▶ What the exercise asks: Write out each line in which the string "vehicle" is present.

▶ Information shown:
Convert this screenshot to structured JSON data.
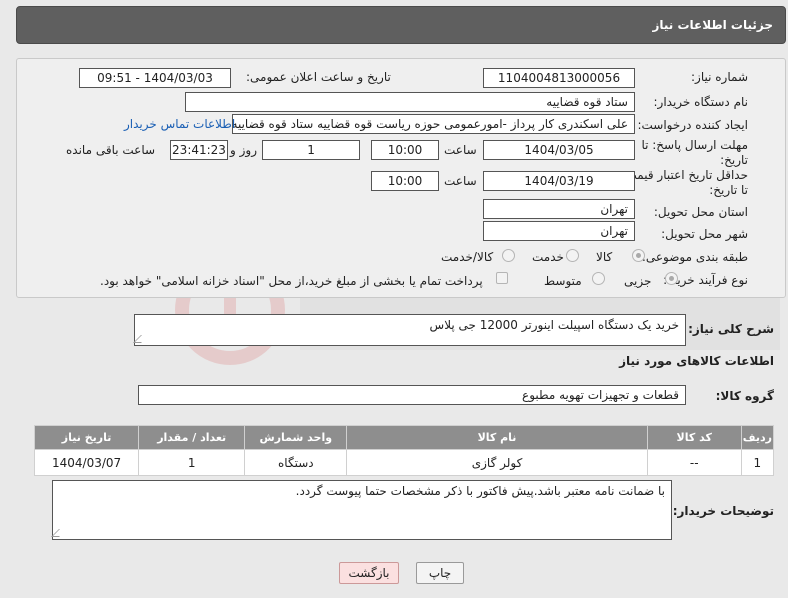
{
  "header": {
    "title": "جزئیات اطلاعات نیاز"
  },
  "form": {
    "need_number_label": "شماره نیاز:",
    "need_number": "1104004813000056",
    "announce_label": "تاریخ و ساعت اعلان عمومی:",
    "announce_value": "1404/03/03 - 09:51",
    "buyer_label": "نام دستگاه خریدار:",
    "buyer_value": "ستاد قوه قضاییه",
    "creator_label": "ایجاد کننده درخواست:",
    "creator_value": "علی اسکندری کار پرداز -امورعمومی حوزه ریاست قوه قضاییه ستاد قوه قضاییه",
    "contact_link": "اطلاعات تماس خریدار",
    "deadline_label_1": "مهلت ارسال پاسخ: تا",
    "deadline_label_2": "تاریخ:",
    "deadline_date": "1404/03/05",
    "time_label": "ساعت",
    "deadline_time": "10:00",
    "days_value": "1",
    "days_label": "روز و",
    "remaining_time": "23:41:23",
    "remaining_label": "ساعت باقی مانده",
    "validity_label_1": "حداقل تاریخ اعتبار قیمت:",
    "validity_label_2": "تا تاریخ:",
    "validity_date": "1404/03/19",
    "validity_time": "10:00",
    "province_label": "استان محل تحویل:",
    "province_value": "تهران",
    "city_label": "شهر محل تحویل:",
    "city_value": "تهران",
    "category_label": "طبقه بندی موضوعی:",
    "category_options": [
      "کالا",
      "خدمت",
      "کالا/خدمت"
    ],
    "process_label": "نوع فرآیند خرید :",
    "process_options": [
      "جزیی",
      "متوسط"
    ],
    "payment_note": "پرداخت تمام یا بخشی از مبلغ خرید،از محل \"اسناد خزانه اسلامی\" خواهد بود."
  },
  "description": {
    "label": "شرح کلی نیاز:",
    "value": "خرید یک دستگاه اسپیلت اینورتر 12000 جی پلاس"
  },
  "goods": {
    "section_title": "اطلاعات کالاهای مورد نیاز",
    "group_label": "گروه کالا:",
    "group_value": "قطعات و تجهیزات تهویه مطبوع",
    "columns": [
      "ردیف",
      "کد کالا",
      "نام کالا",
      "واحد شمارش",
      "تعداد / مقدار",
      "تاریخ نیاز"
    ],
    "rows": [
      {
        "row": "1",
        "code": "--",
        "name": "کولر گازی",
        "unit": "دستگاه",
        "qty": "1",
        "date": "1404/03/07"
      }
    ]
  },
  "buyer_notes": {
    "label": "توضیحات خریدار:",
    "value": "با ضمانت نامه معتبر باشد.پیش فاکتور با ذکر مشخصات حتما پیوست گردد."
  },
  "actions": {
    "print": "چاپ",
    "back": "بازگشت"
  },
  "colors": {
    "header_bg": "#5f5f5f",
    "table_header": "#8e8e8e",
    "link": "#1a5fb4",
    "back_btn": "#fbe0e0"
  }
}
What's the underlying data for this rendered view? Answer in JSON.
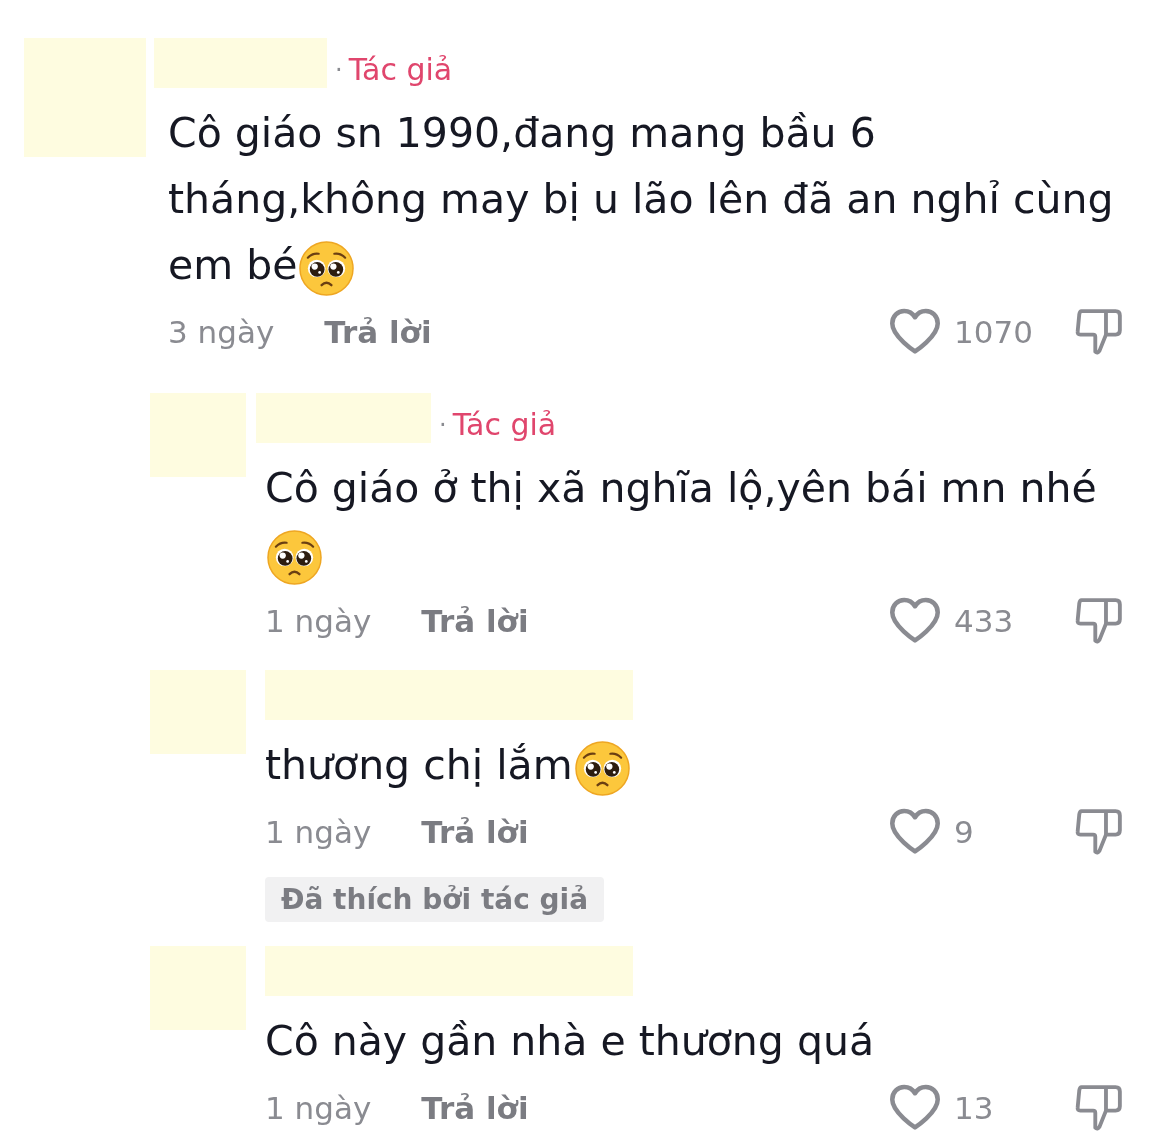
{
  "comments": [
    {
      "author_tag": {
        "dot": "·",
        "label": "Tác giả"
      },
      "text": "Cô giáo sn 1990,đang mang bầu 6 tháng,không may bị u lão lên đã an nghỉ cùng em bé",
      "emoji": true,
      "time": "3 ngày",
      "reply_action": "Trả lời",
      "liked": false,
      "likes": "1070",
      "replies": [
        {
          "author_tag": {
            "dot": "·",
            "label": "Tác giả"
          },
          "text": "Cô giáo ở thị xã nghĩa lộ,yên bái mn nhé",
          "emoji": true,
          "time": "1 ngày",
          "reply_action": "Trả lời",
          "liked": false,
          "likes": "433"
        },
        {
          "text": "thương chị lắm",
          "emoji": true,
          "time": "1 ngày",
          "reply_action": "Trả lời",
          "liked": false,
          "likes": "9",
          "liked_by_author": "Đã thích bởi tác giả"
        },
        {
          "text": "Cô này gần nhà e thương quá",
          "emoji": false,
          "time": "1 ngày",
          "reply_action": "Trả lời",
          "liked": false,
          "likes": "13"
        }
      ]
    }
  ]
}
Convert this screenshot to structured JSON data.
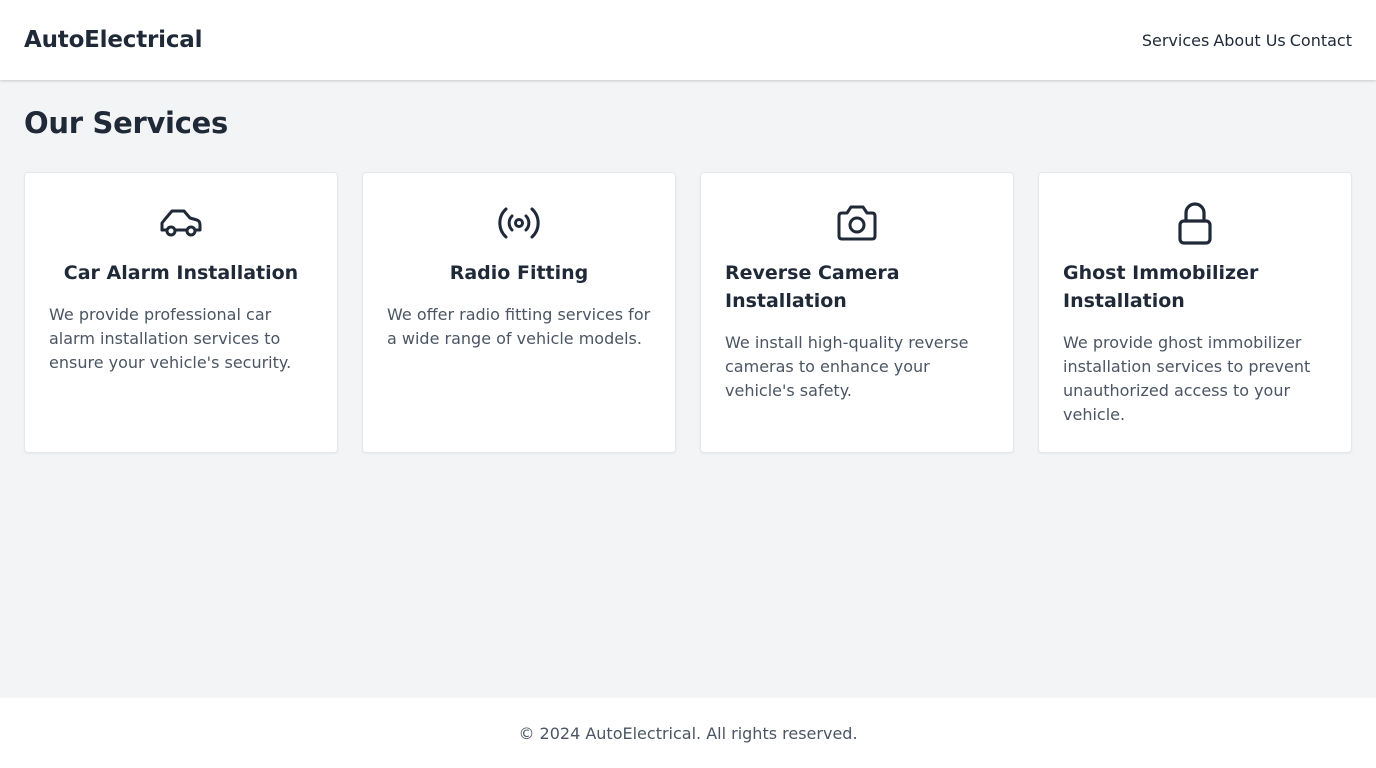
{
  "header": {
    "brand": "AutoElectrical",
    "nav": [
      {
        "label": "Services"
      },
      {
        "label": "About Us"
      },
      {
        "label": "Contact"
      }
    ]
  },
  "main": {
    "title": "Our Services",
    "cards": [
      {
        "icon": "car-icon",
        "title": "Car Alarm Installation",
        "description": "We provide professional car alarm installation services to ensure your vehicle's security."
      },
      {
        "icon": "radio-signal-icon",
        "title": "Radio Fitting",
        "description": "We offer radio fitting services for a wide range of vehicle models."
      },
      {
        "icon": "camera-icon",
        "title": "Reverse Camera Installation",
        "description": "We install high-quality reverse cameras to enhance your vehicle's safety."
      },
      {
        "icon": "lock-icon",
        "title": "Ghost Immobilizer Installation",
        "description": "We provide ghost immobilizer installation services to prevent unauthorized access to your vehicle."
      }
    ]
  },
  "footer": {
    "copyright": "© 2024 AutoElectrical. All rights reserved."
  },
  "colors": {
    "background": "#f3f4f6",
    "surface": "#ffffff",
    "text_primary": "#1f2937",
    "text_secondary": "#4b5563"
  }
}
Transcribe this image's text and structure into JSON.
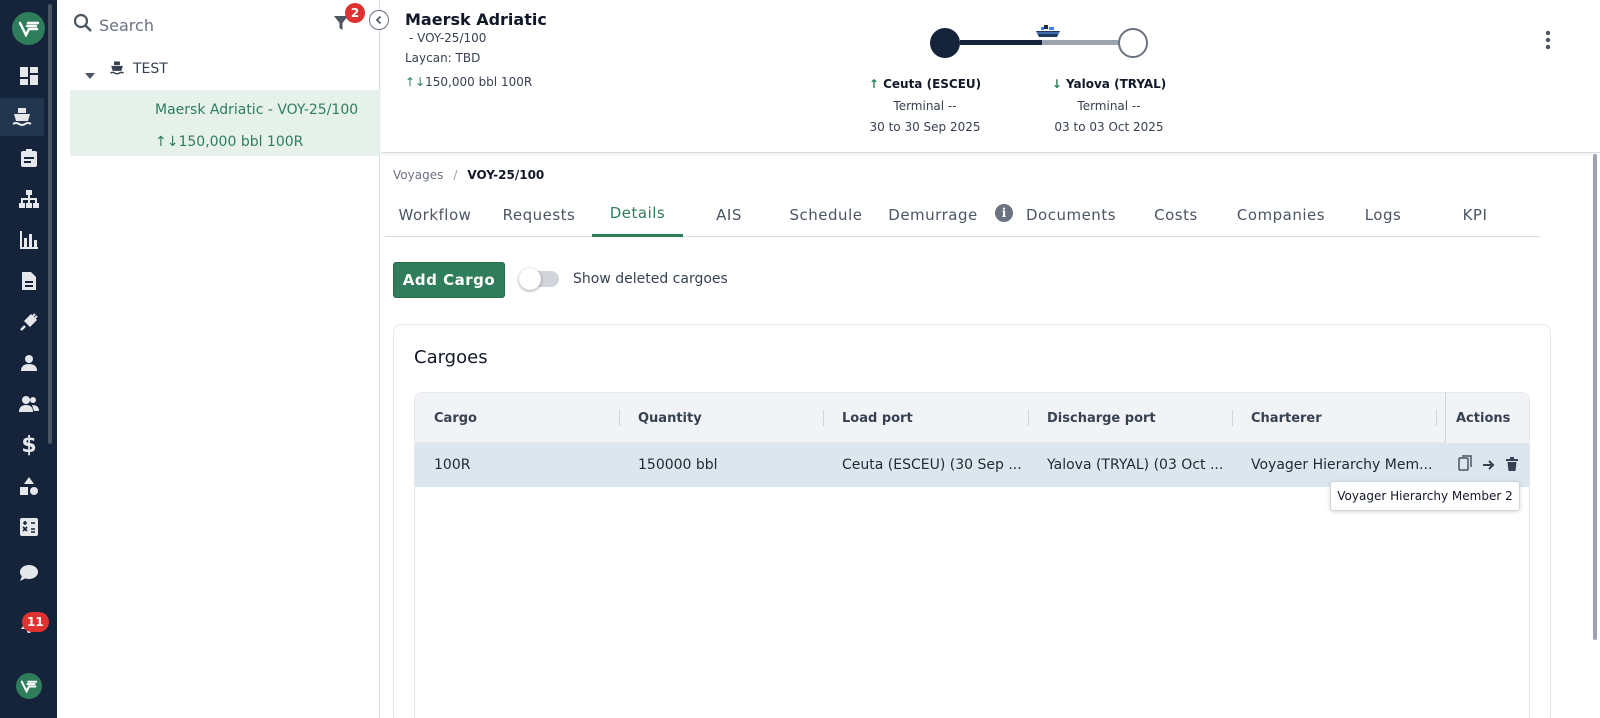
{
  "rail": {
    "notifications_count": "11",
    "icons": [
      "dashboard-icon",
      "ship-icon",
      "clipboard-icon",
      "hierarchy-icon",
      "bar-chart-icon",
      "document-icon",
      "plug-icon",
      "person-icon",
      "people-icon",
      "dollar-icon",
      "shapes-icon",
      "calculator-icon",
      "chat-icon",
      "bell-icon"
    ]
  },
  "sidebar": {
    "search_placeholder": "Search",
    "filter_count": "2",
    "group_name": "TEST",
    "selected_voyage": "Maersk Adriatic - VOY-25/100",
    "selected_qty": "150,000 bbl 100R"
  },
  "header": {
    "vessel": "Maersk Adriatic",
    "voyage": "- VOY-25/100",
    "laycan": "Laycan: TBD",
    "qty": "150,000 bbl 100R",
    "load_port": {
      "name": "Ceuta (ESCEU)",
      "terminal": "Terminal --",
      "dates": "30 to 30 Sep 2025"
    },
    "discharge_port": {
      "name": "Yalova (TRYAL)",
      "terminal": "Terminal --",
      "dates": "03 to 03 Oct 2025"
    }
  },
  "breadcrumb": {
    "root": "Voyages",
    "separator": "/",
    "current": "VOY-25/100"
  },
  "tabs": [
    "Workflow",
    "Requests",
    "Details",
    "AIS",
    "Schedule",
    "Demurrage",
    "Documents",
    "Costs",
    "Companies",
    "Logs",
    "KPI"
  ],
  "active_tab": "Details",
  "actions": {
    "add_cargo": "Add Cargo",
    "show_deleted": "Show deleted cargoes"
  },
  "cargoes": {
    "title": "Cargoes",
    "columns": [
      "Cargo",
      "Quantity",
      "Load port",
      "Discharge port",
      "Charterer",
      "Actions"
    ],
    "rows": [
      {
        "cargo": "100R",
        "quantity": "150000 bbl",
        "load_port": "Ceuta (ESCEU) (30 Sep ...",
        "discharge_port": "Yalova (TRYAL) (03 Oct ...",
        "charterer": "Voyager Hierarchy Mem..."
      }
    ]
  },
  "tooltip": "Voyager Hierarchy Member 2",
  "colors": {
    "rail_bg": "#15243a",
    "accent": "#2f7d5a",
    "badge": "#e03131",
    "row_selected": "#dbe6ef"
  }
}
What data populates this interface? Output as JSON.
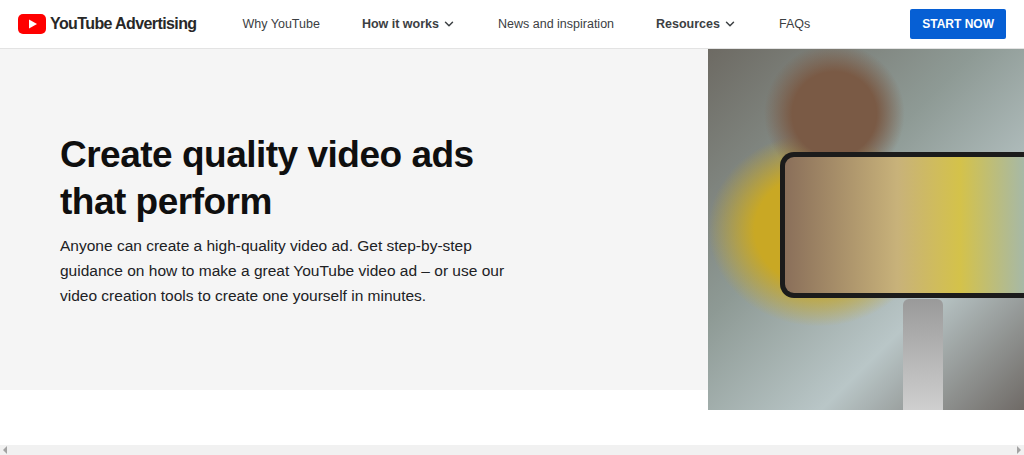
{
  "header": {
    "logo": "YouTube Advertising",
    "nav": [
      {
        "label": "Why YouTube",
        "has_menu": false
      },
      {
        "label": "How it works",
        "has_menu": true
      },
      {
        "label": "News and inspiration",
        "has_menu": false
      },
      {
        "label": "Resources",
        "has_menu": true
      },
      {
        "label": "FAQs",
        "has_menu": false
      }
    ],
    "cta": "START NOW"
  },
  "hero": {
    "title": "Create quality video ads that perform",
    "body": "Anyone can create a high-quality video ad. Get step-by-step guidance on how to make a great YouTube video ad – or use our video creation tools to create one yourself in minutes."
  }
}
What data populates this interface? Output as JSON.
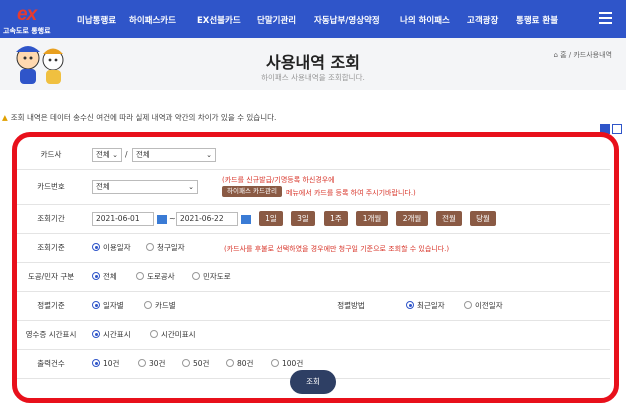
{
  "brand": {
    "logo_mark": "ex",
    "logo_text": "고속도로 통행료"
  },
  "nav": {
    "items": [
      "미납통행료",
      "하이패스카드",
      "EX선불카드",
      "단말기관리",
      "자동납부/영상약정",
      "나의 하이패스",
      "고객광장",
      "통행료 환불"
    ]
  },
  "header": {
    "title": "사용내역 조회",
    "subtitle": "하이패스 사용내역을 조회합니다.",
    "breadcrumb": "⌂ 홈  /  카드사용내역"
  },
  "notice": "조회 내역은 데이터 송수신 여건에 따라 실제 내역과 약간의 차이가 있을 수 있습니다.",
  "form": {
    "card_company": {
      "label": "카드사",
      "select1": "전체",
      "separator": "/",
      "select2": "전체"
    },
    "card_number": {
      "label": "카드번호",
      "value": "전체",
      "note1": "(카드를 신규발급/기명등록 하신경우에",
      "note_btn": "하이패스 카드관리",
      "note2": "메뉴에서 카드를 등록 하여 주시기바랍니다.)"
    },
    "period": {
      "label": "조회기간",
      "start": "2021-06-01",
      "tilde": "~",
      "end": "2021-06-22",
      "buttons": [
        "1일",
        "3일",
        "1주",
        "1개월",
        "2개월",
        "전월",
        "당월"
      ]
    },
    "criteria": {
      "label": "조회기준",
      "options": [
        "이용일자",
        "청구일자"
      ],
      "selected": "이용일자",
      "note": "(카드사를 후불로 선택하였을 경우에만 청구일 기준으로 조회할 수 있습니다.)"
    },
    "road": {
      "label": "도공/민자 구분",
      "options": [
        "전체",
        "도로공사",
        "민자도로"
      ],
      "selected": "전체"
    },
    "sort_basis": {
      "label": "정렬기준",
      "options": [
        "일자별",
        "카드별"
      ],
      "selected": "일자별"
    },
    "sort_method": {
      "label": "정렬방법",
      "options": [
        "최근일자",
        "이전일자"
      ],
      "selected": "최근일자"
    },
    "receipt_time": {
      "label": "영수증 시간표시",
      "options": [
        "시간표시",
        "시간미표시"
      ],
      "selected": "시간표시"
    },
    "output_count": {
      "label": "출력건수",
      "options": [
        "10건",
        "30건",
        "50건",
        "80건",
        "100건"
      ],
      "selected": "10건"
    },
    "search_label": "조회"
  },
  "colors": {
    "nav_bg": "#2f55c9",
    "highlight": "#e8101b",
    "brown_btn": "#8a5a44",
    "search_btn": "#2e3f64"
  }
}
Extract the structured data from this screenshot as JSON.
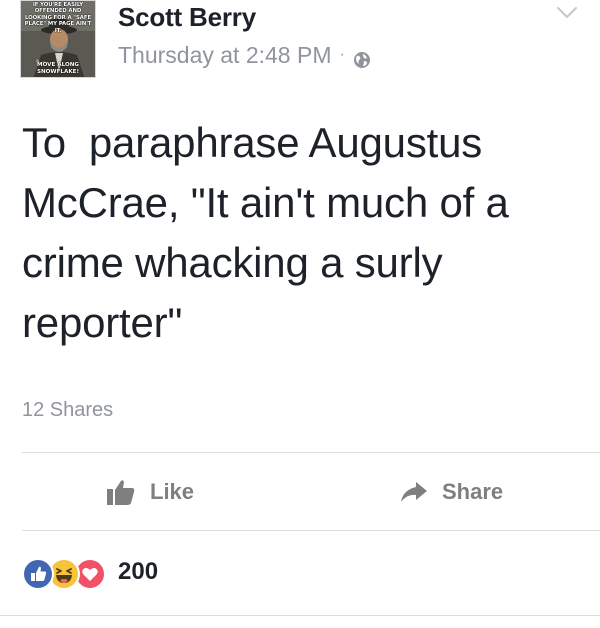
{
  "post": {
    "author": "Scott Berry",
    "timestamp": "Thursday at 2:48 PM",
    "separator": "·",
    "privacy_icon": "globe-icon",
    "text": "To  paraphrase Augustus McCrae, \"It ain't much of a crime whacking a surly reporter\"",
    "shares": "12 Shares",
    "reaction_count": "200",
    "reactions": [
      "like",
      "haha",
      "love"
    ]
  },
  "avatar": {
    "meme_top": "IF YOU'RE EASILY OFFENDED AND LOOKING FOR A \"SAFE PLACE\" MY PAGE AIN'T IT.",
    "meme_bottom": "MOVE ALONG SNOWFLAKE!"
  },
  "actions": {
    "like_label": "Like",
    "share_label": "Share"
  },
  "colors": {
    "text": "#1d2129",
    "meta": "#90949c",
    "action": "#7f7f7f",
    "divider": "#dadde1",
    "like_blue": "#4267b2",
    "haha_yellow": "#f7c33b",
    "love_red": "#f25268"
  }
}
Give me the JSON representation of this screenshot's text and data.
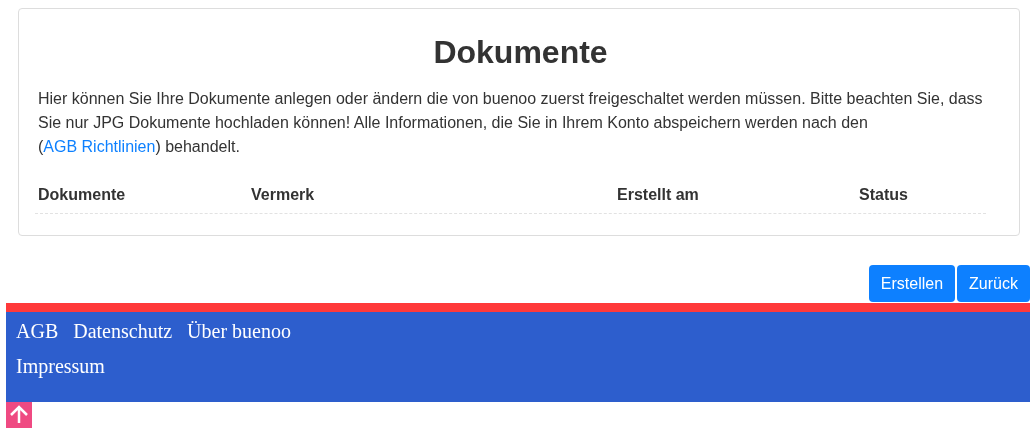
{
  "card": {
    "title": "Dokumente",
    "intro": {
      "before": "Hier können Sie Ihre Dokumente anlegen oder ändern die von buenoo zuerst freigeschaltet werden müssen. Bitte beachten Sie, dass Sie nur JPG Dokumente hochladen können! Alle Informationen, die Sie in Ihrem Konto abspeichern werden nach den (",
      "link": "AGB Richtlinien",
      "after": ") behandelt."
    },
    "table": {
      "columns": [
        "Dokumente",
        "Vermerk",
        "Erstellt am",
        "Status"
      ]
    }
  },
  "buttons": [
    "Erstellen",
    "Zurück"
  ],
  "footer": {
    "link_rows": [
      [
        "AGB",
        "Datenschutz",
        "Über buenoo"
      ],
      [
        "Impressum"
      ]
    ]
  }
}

▶ Solution to the problem:
        "description": "We provide professional car alarm installation services to ensure your vehicle's security."
        "description": "We offer radio fitting services for a wide range of vehicle models."
        "description": "We install high-quality reverse cameras to enhance your vehicle's safety."
        "description": "We provide ghost immobilizer installation services to prevent unauthorized access to your vehicle."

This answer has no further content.